--- Material to process ---

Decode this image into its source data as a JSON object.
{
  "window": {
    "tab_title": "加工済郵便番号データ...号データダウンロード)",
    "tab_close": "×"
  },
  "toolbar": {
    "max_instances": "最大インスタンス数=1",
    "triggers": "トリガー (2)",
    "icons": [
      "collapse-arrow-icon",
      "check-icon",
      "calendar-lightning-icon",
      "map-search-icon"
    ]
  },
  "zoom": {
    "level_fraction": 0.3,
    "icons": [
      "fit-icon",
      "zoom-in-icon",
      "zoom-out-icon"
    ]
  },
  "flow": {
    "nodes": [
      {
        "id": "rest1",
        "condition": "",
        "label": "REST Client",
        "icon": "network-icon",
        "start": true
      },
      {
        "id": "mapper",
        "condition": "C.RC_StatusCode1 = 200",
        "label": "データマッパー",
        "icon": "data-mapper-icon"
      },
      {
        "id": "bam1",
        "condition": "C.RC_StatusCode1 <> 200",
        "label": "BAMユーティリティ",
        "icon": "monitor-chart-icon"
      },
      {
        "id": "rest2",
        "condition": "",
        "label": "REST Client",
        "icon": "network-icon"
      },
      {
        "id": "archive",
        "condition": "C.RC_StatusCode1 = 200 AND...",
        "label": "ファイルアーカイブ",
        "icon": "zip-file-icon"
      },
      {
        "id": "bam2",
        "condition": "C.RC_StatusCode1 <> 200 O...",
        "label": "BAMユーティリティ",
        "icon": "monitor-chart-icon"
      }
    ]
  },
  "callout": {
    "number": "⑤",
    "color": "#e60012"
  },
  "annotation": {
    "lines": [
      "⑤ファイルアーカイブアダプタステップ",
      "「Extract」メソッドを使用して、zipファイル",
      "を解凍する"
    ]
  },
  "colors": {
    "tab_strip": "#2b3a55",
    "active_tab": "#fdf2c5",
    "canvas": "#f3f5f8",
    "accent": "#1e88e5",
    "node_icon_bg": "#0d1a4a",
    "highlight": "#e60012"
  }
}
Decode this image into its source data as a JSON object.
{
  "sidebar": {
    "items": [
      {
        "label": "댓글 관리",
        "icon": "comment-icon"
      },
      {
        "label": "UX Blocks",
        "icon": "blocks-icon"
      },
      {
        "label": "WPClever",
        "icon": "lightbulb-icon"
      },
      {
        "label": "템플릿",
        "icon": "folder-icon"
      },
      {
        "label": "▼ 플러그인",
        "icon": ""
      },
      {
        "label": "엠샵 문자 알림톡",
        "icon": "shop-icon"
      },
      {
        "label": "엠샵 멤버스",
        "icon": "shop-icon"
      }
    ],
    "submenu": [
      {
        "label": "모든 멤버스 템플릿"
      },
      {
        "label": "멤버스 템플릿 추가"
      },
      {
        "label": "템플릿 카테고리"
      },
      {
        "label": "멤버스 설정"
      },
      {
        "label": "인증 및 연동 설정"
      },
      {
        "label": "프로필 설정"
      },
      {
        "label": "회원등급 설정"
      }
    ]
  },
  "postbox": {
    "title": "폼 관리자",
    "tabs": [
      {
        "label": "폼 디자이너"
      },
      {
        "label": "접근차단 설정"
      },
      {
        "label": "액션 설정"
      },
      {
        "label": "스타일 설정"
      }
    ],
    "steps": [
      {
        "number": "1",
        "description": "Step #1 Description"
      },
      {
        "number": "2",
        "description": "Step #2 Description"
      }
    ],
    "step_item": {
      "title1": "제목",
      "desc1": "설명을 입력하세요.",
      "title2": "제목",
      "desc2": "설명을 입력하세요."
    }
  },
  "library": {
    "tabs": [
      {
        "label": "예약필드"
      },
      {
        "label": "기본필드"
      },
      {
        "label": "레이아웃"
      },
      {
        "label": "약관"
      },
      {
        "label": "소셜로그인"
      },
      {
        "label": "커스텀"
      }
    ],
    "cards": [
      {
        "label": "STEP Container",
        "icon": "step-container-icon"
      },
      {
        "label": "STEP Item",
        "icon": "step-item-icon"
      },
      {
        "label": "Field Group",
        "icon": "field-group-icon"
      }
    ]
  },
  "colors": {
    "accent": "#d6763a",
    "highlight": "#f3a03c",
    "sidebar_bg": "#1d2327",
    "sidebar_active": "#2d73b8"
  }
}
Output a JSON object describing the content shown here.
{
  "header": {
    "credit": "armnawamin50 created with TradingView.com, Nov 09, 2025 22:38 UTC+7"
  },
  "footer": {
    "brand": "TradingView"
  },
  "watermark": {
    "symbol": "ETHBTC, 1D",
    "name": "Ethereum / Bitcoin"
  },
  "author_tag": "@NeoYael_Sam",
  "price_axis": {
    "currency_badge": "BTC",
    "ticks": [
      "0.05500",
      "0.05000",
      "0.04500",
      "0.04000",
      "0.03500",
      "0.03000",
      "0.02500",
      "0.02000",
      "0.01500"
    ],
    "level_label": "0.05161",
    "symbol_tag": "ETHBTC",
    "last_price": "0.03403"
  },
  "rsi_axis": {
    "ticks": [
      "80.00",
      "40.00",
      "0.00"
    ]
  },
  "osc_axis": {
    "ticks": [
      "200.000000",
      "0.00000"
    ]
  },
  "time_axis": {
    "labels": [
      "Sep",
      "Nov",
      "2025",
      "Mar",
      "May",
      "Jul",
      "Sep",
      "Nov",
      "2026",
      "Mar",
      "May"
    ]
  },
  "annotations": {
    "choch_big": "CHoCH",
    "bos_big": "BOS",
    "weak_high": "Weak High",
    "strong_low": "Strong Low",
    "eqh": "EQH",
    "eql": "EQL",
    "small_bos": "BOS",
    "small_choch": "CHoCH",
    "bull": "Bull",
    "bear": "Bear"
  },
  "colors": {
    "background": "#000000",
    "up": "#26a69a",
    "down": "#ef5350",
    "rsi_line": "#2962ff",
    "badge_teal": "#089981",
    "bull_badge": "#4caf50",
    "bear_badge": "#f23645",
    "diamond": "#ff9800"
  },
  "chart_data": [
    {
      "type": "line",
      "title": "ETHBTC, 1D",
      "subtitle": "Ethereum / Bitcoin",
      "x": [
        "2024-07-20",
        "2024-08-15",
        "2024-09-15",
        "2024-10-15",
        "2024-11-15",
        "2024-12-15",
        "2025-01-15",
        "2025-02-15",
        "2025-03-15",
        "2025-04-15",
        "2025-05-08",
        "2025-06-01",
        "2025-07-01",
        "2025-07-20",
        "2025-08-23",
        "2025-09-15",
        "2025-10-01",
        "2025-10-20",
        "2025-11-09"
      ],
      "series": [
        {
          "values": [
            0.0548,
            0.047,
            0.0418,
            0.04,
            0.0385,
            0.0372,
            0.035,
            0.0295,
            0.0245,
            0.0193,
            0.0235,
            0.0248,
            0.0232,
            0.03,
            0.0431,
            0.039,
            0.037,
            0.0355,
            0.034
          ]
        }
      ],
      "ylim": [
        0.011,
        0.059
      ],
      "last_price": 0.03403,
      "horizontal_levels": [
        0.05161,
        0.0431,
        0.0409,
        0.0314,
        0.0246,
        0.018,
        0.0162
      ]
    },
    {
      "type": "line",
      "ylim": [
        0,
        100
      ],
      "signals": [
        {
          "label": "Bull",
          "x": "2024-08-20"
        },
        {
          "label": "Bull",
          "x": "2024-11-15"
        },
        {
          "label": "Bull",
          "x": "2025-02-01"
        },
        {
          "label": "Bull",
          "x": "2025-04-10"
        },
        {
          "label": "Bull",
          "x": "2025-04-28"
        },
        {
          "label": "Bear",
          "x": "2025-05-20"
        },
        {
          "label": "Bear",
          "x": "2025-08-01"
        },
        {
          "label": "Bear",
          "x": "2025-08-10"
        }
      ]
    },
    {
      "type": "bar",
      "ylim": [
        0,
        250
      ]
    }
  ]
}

--- Written request ---
Exact copies of all the records are required.

--- Solution ---
Decode this image into its source data as a JSON object.
{
  "window": {
    "tab_title": "加工済郵便番号データ...号データダウンロード)",
    "tab_close": "×"
  },
  "toolbar": {
    "max_instances": "最大インスタンス数=1",
    "triggers": "トリガー (2)",
    "icons": [
      "collapse-arrow-icon",
      "check-icon",
      "calendar-lightning-icon",
      "map-search-icon"
    ]
  },
  "zoom": {
    "level_fraction": 0.3,
    "icons": [
      "fit-icon",
      "zoom-in-icon",
      "zoom-out-icon"
    ]
  },
  "flow": {
    "nodes": [
      {
        "id": "rest1",
        "condition": "",
        "label": "REST Client",
        "icon": "network-icon",
        "start": true
      },
      {
        "id": "mapper",
        "condition": "C.RC_StatusCode1 = 200",
        "label": "データマッパー",
        "icon": "data-mapper-icon"
      },
      {
        "id": "bam1",
        "condition": "C.RC_StatusCode1 <> 200",
        "label": "BAMユーティリティ",
        "icon": "monitor-chart-icon"
      },
      {
        "id": "rest2",
        "condition": "",
        "label": "REST Client",
        "icon": "network-icon"
      },
      {
        "id": "archive",
        "condition": "C.RC_StatusCode1 = 200 AND...",
        "label": "ファイルアーカイブ",
        "icon": "zip-file-icon"
      },
      {
        "id": "bam2",
        "condition": "C.RC_StatusCode1 <> 200 O...",
        "label": "BAMユーティリティ",
        "icon": "monitor-chart-icon"
      }
    ]
  },
  "callout": {
    "number": "⑤",
    "color": "#e60012"
  },
  "annotation": {
    "lines": [
      "⑤ファイルアーカイブアダプタステップ",
      "「Extract」メソッドを使用して、zipファイル",
      "を解凍する"
    ]
  },
  "colors": {
    "tab_strip": "#2b3a55",
    "active_tab": "#fdf2c5",
    "canvas": "#f3f5f8",
    "accent": "#1e88e5",
    "node_icon_bg": "#0d1a4a",
    "highlight": "#e60012"
  }
}
Decode this image into its source data as a JSON object.
{
  "sidebar": {
    "items": [
      {
        "label": "댓글 관리",
        "icon": "comment-icon"
      },
      {
        "label": "UX Blocks",
        "icon": "blocks-icon"
      },
      {
        "label": "WPClever",
        "icon": "lightbulb-icon"
      },
      {
        "label": "템플릿",
        "icon": "folder-icon"
      },
      {
        "label": "▼ 플러그인",
        "icon": ""
      },
      {
        "label": "엠샵 문자 알림톡",
        "icon": "shop-icon"
      },
      {
        "label": "엠샵 멤버스",
        "icon": "shop-icon"
      }
    ],
    "submenu": [
      {
        "label": "모든 멤버스 템플릿"
      },
      {
        "label": "멤버스 템플릿 추가"
      },
      {
        "label": "템플릿 카테고리"
      },
      {
        "label": "멤버스 설정"
      },
      {
        "label": "인증 및 연동 설정"
      },
      {
        "label": "프로필 설정"
      },
      {
        "label": "회원등급 설정"
      }
    ]
  },
  "postbox": {
    "title": "폼 관리자",
    "tabs": [
      {
        "label": "폼 디자이너"
      },
      {
        "label": "접근차단 설정"
      },
      {
        "label": "액션 설정"
      },
      {
        "label": "스타일 설정"
      }
    ],
    "steps": [
      {
        "number": "1",
        "description": "Step #1 Description"
      },
      {
        "number": "2",
        "description": "Step #2 Description"
      }
    ],
    "step_item": {
      "title1": "제목",
      "desc1": "설명을 입력하세요.",
      "title2": "제목",
      "desc2": "설명을 입력하세요."
    }
  },
  "library": {
    "tabs": [
      {
        "label": "예약필드"
      },
      {
        "label": "기본필드"
      },
      {
        "label": "레이아웃"
      },
      {
        "label": "약관"
      },
      {
        "label": "소셜로그인"
      },
      {
        "label": "커스텀"
      }
    ],
    "cards": [
      {
        "label": "STEP Container",
        "icon": "step-container-icon"
      },
      {
        "label": "STEP Item",
        "icon": "step-item-icon"
      },
      {
        "label": "Field Group",
        "icon": "field-group-icon"
      }
    ]
  },
  "colors": {
    "accent": "#d6763a",
    "highlight": "#f3a03c",
    "sidebar_bg": "#1d2327",
    "sidebar_active": "#2d73b8"
  }
}
Output a JSON object describing the content shown here.
{
  "header": {
    "credit": "armnawamin50 created with TradingView.com, Nov 09, 2025 22:38 UTC+7"
  },
  "footer": {
    "brand": "TradingView"
  },
  "watermark": {
    "symbol": "ETHBTC, 1D",
    "name": "Ethereum / Bitcoin"
  },
  "author_tag": "@NeoYael_Sam",
  "price_axis": {
    "currency_badge": "BTC",
    "ticks": [
      "0.05500",
      "0.05000",
      "0.04500",
      "0.04000",
      "0.03500",
      "0.03000",
      "0.02500",
      "0.02000",
      "0.01500"
    ],
    "level_label": "0.05161",
    "symbol_tag": "ETHBTC",
    "last_price": "0.03403"
  },
  "rsi_axis": {
    "ticks": [
      "80.00",
      "40.00",
      "0.00"
    ]
  },
  "osc_axis": {
    "ticks": [
      "200.000000",
      "0.00000"
    ]
  },
  "time_axis": {
    "labels": [
      "Sep",
      "Nov",
      "2025",
      "Mar",
      "May",
      "Jul",
      "Sep",
      "Nov",
      "2026",
      "Mar",
      "May"
    ]
  },
  "annotations": {
    "choch_big": "CHoCH",
    "bos_big": "BOS",
    "weak_high": "Weak High",
    "strong_low": "Strong Low",
    "eqh": "EQH",
    "eql": "EQL",
    "small_bos": "BOS",
    "small_choch": "CHoCH",
    "bull": "Bull",
    "bear": "Bear"
  },
  "colors": {
    "background": "#000000",
    "up": "#26a69a",
    "down": "#ef5350",
    "rsi_line": "#2962ff",
    "badge_teal": "#089981",
    "bull_badge": "#4caf50",
    "bear_badge": "#f23645",
    "diamond": "#ff9800"
  },
  "chart_data": [
    {
      "type": "line",
      "title": "ETHBTC, 1D",
      "subtitle": "Ethereum / Bitcoin",
      "x": [
        "2024-07-20",
        "2024-08-15",
        "2024-09-15",
        "2024-10-15",
        "2024-11-15",
        "2024-12-15",
        "2025-01-15",
        "2025-02-15",
        "2025-03-15",
        "2025-04-15",
        "2025-05-08",
        "2025-06-01",
        "2025-07-01",
        "2025-07-20",
        "2025-08-23",
        "2025-09-15",
        "2025-10-01",
        "2025-10-20",
        "2025-11-09"
      ],
      "series": [
        {
          "values": [
            0.0548,
            0.047,
            0.0418,
            0.04,
            0.0385,
            0.0372,
            0.035,
            0.0295,
            0.0245,
            0.0193,
            0.0235,
            0.0248,
            0.0232,
            0.03,
            0.0431,
            0.039,
            0.037,
            0.0355,
            0.034
          ]
        }
      ],
      "ylim": [
        0.011,
        0.059
      ],
      "last_price": 0.03403,
      "horizontal_levels": [
        0.05161,
        0.0431,
        0.0409,
        0.0314,
        0.0246,
        0.018,
        0.0162
      ]
    },
    {
      "type": "line",
      "ylim": [
        0,
        100
      ],
      "signals": [
        {
          "label": "Bull",
          "x": "2024-08-20"
        },
        {
          "label": "Bull",
          "x": "2024-11-15"
        },
        {
          "label": "Bull",
          "x": "2025-02-01"
        },
        {
          "label": "Bull",
          "x": "2025-04-10"
        },
        {
          "label": "Bull",
          "x": "2025-04-28"
        },
        {
          "label": "Bear",
          "x": "2025-05-20"
        },
        {
          "label": "Bear",
          "x": "2025-08-01"
        },
        {
          "label": "Bear",
          "x": "2025-08-10"
        }
      ]
    },
    {
      "type": "bar",
      "ylim": [
        0,
        250
      ]
    }
  ]
}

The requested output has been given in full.